» **Short exercise**: The records below must be output exactly, without pictures.

» **Entries supplied**:
(begin)

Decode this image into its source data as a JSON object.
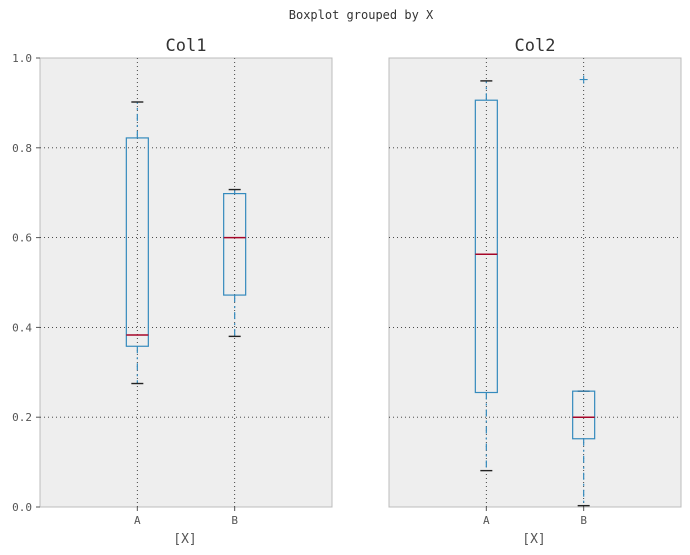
{
  "figure_title": "Boxplot grouped by X",
  "colors": {
    "background": "#eeeeee",
    "box": "#348abd",
    "median": "#a60628",
    "cap": "#222222",
    "grid": "#333333"
  },
  "chart_data": [
    {
      "type": "boxplot",
      "title": "Col1",
      "xlabel": "[X]",
      "ylabel": "",
      "ylim": [
        0.0,
        1.0
      ],
      "yticks": [
        "0.0",
        "0.2",
        "0.4",
        "0.6",
        "0.8",
        "1.0"
      ],
      "grid": true,
      "categories": [
        "A",
        "B"
      ],
      "boxes": [
        {
          "category": "A",
          "whisker_low": 0.275,
          "q1": 0.358,
          "median": 0.383,
          "q3": 0.822,
          "whisker_high": 0.902,
          "fliers": []
        },
        {
          "category": "B",
          "whisker_low": 0.38,
          "q1": 0.472,
          "median": 0.6,
          "q3": 0.698,
          "whisker_high": 0.707,
          "fliers": []
        }
      ]
    },
    {
      "type": "boxplot",
      "title": "Col2",
      "xlabel": "[X]",
      "ylabel": "",
      "ylim": [
        0.0,
        1.0
      ],
      "yticks": [
        "0.0",
        "0.2",
        "0.4",
        "0.6",
        "0.8",
        "1.0"
      ],
      "grid": true,
      "categories": [
        "A",
        "B"
      ],
      "boxes": [
        {
          "category": "A",
          "whisker_low": 0.081,
          "q1": 0.255,
          "median": 0.563,
          "q3": 0.906,
          "whisker_high": 0.949,
          "fliers": []
        },
        {
          "category": "B",
          "whisker_low": 0.003,
          "q1": 0.152,
          "median": 0.2,
          "q3": 0.258,
          "whisker_high": 0.258,
          "fliers": [
            0.952
          ]
        }
      ]
    }
  ]
}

(end)

» **Completed exercise**:
Decode this image into its source data as a JSON object.
{
  "figure_title": "Boxplot grouped by X",
  "colors": {
    "background": "#eeeeee",
    "box": "#348abd",
    "median": "#a60628",
    "cap": "#222222",
    "grid": "#333333"
  },
  "chart_data": [
    {
      "type": "boxplot",
      "title": "Col1",
      "xlabel": "[X]",
      "ylabel": "",
      "ylim": [
        0.0,
        1.0
      ],
      "yticks": [
        "0.0",
        "0.2",
        "0.4",
        "0.6",
        "0.8",
        "1.0"
      ],
      "grid": true,
      "categories": [
        "A",
        "B"
      ],
      "boxes": [
        {
          "category": "A",
          "whisker_low": 0.275,
          "q1": 0.358,
          "median": 0.383,
          "q3": 0.822,
          "whisker_high": 0.902,
          "fliers": []
        },
        {
          "category": "B",
          "whisker_low": 0.38,
          "q1": 0.472,
          "median": 0.6,
          "q3": 0.698,
          "whisker_high": 0.707,
          "fliers": []
        }
      ]
    },
    {
      "type": "boxplot",
      "title": "Col2",
      "xlabel": "[X]",
      "ylabel": "",
      "ylim": [
        0.0,
        1.0
      ],
      "yticks": [
        "0.0",
        "0.2",
        "0.4",
        "0.6",
        "0.8",
        "1.0"
      ],
      "grid": true,
      "categories": [
        "A",
        "B"
      ],
      "boxes": [
        {
          "category": "A",
          "whisker_low": 0.081,
          "q1": 0.255,
          "median": 0.563,
          "q3": 0.906,
          "whisker_high": 0.949,
          "fliers": []
        },
        {
          "category": "B",
          "whisker_low": 0.003,
          "q1": 0.152,
          "median": 0.2,
          "q3": 0.258,
          "whisker_high": 0.258,
          "fliers": [
            0.952
          ]
        }
      ]
    }
  ]
}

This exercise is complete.